## Given exercise 1
Swap "BEST COMMENTS" for "TOP COMMENTS" in the records, beginning at their first line and stopping after the line that contains "272, 609, 326]". Give those lines back with nothing else changed.

## Passage
---------------

---
name: data-science-feature-engineering
description: "Feature engineering for machine learning: encoding, scaling, transformations, datetime features, text features, and feature selection. Use when preparing data for modeling or improving model performance through better representations."
dependsOn: ["@data-science-eda", "@data-engineering-core"]
---

# Feature Engineering

Use this skill for creating, transforming, and selecting features that improve model performance.

## When to use this skill

- After EDA — convert insights into features
- Model underperforming — need better representations
- Handling different data types (numerical, categorical, text, datetime)
- Reducing dimensionality or selecting most predictive features

## Feature engineering workflow

1. **Numerical features**
   - Scaling (StandardScaler, MinMaxScaler, RobustScaler)
   - Transformations (log, sqrt, Box-Cox for skewness)
   - Binning (equal-width, quantile, custom)
   - Interaction features

2. **Categorical features**
   - One-hot encoding (low cardinality)
   - Target/Mean encoding (high cardinality)
   - Ordinal encoding (ordered categories)
   - Frequency/rare category handling

3. **Datetime features**
   - Extract components (year, month, day, hour, dayofweek)

---------------

## Records shown

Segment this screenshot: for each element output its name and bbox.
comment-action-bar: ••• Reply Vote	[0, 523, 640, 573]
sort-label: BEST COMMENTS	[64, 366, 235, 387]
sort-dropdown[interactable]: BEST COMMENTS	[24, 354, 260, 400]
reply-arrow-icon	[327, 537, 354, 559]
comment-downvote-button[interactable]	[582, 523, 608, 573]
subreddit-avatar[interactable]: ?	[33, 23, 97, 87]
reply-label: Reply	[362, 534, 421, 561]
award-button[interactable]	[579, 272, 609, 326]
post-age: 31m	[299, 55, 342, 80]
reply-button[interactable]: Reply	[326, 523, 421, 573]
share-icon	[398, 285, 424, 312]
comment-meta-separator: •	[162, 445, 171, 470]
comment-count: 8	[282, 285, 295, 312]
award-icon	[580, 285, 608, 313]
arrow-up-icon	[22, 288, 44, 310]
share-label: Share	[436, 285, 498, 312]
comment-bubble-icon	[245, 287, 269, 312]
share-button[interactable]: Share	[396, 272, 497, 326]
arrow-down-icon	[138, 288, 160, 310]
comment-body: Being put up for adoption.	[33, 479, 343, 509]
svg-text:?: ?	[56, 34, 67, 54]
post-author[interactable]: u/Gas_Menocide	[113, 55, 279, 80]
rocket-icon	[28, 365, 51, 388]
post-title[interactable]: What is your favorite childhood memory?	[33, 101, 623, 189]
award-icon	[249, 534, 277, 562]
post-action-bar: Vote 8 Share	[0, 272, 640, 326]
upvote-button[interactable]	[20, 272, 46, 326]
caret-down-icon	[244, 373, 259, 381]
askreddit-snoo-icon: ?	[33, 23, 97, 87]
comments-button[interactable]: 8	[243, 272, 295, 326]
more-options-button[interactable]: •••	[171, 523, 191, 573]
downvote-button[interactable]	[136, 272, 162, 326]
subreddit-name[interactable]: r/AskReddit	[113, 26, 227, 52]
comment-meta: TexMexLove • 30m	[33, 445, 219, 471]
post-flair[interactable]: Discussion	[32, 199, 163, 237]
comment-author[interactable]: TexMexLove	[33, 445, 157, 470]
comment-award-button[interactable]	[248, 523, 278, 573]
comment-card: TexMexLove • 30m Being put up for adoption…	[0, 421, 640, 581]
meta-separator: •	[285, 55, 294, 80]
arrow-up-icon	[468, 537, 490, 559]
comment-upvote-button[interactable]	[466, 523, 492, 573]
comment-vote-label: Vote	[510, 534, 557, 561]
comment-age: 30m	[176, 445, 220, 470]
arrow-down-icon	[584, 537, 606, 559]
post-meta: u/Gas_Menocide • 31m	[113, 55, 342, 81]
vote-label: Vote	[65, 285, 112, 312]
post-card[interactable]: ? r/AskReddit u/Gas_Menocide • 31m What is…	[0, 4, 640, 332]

---------------

## Given exercise 2
Copy out the whole feature engineering page word for word.

## Correct answer 1
Segment this screenshot: for each element output its name and bbox.
comment-action-bar: ••• Reply Vote	[0, 523, 640, 573]
sort-label: TOP COMMENTS	[64, 366, 235, 387]
sort-dropdown[interactable]: TOP COMMENTS	[24, 354, 260, 400]
reply-arrow-icon	[327, 537, 354, 559]
comment-downvote-button[interactable]	[582, 523, 608, 573]
subreddit-avatar[interactable]: ?	[33, 23, 97, 87]
reply-label: Reply	[362, 534, 421, 561]
award-button[interactable]	[579, 272, 609, 326]

## Correct answer 2
---
name: data-science-feature-engineering
description: "Feature engineering for machine learning: encoding, scaling, transformations, datetime features, text features, and feature selection. Use when preparing data for modeling or improving model performance through better representations."
dependsOn: ["@data-science-eda", "@data-engineering-core"]
---

# Feature Engineering

Use this skill for creating, transforming, and selecting features that improve model performance.

## When to use this skill

- After EDA — convert insights into features
- Model underperforming — need better representations
- Handling different data types (numerical, categorical, text, datetime)
- Reducing dimensionality or selecting most predictive features

## Feature engineering workflow

1. **Numerical features**
   - Scaling (StandardScaler, MinMaxScaler, RobustScaler)
   - Transformations (log, sqrt, Box-Cox for skewness)
   - Binning (equal-width, quantile, custom)
   - Interaction features

2. **Categorical features**
   - One-hot encoding (low cardinality)
   - Target/Mean encoding (high cardinality)
   - Ordinal encoding (ordered categories)
   - Frequency/rare category handling

3. **Datetime features**
   - Extract components (year, month, day, hour, dayofweek)